Stated goal →
Scan the entries below for the word "zárubne". Copy each line that has it.

Material to process →

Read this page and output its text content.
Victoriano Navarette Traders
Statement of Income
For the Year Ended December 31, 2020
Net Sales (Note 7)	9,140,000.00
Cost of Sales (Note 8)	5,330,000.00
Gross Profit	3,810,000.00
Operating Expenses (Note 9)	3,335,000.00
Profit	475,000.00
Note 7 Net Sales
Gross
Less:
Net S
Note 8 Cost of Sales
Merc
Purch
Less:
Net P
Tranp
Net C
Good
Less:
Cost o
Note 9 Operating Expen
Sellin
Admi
---
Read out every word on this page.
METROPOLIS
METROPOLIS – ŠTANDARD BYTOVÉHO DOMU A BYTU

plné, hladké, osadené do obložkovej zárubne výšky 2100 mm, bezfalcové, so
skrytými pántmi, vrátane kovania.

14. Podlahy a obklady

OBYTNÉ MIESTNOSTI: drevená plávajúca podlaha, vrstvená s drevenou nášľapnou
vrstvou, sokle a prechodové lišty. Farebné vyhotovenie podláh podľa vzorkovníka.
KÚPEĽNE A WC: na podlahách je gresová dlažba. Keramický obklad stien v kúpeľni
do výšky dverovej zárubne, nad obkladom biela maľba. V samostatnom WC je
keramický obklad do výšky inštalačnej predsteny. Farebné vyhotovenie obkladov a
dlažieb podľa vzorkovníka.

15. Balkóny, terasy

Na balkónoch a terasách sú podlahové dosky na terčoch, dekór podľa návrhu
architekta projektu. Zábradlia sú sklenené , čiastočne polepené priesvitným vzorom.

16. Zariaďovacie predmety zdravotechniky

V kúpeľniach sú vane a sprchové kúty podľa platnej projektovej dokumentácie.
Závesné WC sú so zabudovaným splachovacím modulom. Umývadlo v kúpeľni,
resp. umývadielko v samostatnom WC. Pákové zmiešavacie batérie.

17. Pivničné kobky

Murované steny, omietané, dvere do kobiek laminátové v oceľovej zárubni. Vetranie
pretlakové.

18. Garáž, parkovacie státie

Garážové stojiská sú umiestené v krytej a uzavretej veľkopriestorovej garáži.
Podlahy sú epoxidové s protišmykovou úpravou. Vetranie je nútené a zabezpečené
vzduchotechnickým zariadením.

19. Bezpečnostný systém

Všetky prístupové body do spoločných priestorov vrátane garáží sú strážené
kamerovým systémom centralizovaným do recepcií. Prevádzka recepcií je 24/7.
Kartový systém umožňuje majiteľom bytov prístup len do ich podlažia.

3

Solved problem →
plné, hladké, osadené do obložkovej zárubne výšky 2100 mm, bezfalcové, so
do výšky dverovej zárubne, nad obkladom biela maľba. V samostatnom WC je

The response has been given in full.